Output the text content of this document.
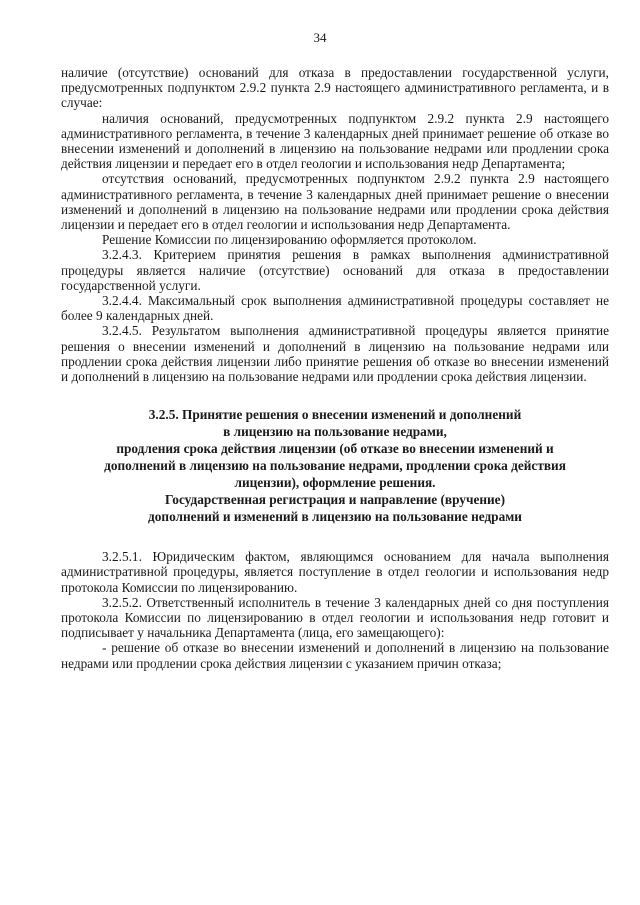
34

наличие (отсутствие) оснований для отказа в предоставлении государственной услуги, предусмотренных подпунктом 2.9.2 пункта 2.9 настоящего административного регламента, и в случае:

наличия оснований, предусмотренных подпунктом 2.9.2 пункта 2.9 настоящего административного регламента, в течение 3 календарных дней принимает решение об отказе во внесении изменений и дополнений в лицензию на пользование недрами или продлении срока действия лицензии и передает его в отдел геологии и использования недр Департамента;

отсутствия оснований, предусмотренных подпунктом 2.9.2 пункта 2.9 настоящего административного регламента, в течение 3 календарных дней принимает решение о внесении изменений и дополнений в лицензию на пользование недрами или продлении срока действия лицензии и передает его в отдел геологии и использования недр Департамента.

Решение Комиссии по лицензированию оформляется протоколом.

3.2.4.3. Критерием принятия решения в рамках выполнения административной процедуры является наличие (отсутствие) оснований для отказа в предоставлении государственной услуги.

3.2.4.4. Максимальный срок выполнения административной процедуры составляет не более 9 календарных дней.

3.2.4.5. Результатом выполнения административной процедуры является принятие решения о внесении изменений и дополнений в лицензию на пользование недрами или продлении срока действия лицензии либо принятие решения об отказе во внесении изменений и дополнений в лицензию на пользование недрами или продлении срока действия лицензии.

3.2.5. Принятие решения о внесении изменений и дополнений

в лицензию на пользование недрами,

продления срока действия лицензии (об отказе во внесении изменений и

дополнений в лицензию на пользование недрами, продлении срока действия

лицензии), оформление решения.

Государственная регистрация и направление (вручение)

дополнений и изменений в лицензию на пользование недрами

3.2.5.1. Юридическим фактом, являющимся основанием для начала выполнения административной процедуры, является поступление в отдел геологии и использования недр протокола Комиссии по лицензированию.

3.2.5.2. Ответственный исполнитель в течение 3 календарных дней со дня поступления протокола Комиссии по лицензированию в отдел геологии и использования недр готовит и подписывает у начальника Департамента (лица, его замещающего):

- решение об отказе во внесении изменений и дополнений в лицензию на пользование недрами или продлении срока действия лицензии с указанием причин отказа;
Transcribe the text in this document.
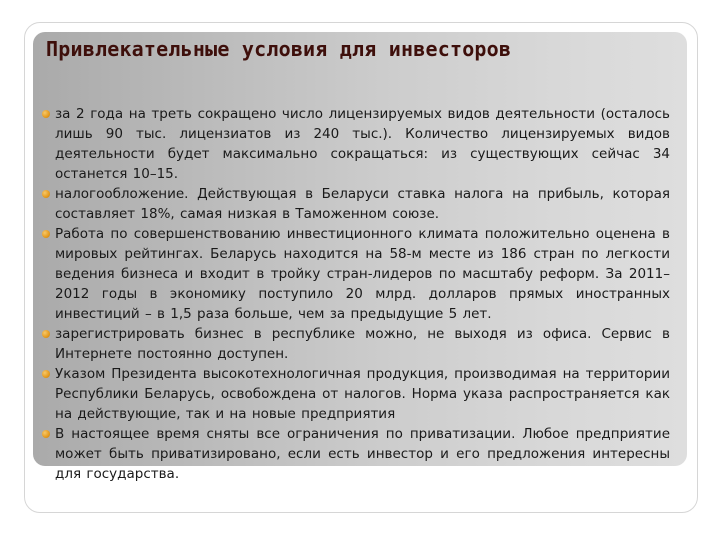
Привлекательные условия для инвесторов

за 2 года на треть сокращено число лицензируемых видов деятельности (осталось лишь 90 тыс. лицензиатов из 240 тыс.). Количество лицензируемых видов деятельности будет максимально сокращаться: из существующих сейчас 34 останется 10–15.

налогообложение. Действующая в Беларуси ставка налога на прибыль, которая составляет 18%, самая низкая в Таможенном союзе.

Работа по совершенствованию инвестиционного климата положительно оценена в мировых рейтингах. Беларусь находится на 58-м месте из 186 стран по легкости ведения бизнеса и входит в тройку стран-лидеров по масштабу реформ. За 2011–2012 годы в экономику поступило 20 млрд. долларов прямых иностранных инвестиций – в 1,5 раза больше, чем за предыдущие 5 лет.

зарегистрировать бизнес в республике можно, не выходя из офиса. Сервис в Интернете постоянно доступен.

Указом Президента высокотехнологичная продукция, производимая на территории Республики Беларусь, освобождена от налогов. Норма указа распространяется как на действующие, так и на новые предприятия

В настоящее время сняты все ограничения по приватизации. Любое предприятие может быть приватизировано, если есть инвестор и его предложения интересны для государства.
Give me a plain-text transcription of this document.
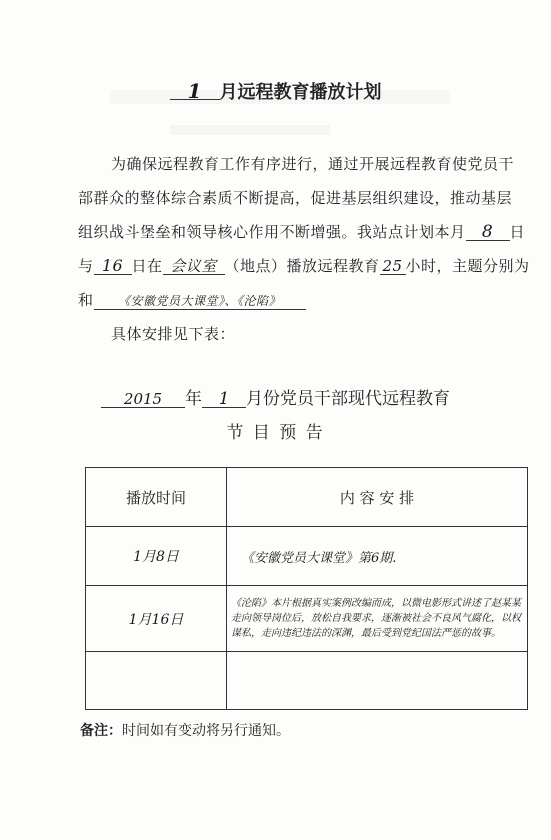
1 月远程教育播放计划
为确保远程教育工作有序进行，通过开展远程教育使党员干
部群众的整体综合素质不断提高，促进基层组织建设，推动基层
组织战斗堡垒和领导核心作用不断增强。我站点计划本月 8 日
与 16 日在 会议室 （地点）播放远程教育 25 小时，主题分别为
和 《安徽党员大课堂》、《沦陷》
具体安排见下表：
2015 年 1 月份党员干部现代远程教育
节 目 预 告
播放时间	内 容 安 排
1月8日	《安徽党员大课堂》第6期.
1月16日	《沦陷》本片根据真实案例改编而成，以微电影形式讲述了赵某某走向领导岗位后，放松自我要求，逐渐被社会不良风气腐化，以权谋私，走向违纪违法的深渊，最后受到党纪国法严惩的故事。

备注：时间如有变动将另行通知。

========================================================================

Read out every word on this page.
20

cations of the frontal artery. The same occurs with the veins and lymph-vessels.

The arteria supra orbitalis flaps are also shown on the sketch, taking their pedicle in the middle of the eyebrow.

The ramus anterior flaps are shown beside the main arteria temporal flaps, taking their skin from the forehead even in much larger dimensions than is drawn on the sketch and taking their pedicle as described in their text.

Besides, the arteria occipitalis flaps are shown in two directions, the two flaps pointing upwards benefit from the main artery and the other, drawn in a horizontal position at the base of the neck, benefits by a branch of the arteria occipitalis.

========================================================================

Determine how many lines in the listing above hold the word "document", answering with the number only.

*Expected output:* 3